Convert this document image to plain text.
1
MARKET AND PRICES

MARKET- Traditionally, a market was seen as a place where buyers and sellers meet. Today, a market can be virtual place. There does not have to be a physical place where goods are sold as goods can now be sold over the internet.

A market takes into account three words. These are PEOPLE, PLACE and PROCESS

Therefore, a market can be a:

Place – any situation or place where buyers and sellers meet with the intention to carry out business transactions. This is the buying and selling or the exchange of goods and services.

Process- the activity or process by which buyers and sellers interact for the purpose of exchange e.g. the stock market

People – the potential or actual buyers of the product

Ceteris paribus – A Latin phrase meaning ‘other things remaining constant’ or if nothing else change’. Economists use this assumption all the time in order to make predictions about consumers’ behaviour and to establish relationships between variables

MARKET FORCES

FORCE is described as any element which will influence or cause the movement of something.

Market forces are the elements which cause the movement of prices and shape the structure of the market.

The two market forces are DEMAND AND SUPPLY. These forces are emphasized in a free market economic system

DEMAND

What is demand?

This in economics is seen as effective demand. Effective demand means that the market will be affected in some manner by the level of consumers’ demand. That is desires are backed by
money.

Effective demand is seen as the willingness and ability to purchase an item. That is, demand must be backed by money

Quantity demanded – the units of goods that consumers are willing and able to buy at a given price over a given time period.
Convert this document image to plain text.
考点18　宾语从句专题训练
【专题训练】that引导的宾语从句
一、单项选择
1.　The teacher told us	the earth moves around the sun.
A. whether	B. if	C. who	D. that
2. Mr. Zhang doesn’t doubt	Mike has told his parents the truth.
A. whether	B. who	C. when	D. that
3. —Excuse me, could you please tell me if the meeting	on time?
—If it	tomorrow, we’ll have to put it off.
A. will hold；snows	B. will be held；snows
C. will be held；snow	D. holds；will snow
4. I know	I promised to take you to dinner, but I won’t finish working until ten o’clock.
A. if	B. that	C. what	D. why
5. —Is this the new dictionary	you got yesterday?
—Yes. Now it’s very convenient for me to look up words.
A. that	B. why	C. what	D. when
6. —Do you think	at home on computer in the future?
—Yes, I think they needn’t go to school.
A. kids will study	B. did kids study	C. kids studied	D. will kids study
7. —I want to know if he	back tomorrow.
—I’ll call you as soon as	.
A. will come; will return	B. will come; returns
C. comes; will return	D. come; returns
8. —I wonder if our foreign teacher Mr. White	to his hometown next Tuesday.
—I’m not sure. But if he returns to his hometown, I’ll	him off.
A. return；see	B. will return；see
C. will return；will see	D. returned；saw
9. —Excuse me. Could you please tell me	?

════

▸ **Goal**
Retype the listing exactly, in full.

▸ **Correct result**
Convert this document image to plain text.
1
MARKET AND PRICES

MARKET- Traditionally, a market was seen as a place where buyers and sellers meet. Today, a market can be virtual place. There does not have to be a physical place where goods are sold as goods can now be sold over the internet.

A market takes into account three words. These are PEOPLE, PLACE and PROCESS

Therefore, a market can be a:

Place – any situation or place where buyers and sellers meet with the intention to carry out business transactions. This is the buying and selling or the exchange of goods and services.

Process- the activity or process by which buyers and sellers interact for the purpose of exchange e.g. the stock market

People – the potential or actual buyers of the product

Ceteris paribus – A Latin phrase meaning ‘other things remaining constant’ or if nothing else change’. Economists use this assumption all the time in order to make predictions about consumers’ behaviour and to establish relationships between variables

MARKET FORCES

FORCE is described as any element which will influence or cause the movement of something.

Market forces are the elements which cause the movement of prices and shape the structure of the market.

The two market forces are DEMAND AND SUPPLY. These forces are emphasized in a free market economic system

DEMAND

What is demand?

This in economics is seen as effective demand. Effective demand means that the market will be affected in some manner by the level of consumers’ demand. That is desires are backed by
money.

Effective demand is seen as the willingness and ability to purchase an item. That is, demand must be backed by money

Quantity demanded – the units of goods that consumers are willing and able to buy at a given price over a given time period.
Convert this document image to plain text.
考点18　宾语从句专题训练
【专题训练】that引导的宾语从句
一、单项选择
1.　The teacher told us	the earth moves around the sun.
A. whether	B. if	C. who	D. that
2. Mr. Zhang doesn’t doubt	Mike has told his parents the truth.
A. whether	B. who	C. when	D. that
3. —Excuse me, could you please tell me if the meeting	on time?
—If it	tomorrow, we’ll have to put it off.
A. will hold；snows	B. will be held；snows
C. will be held；snow	D. holds；will snow
4. I know	I promised to take you to dinner, but I won’t finish working until ten o’clock.
A. if	B. that	C. what	D. why
5. —Is this the new dictionary	you got yesterday?
—Yes. Now it’s very convenient for me to look up words.
A. that	B. why	C. what	D. when
6. —Do you think	at home on computer in the future?
—Yes, I think they needn’t go to school.
A. kids will study	B. did kids study	C. kids studied	D. will kids study
7. —I want to know if he	back tomorrow.
—I’ll call you as soon as	.
A. will come; will return	B. will come; returns
C. comes; will return	D. come; returns
8. —I wonder if our foreign teacher Mr. White	to his hometown next Tuesday.
—I’m not sure. But if he returns to his hometown, I’ll	him off.
A. return；see	B. will return；see
C. will return；will see	D. returned；saw
9. —Excuse me. Could you please tell me	?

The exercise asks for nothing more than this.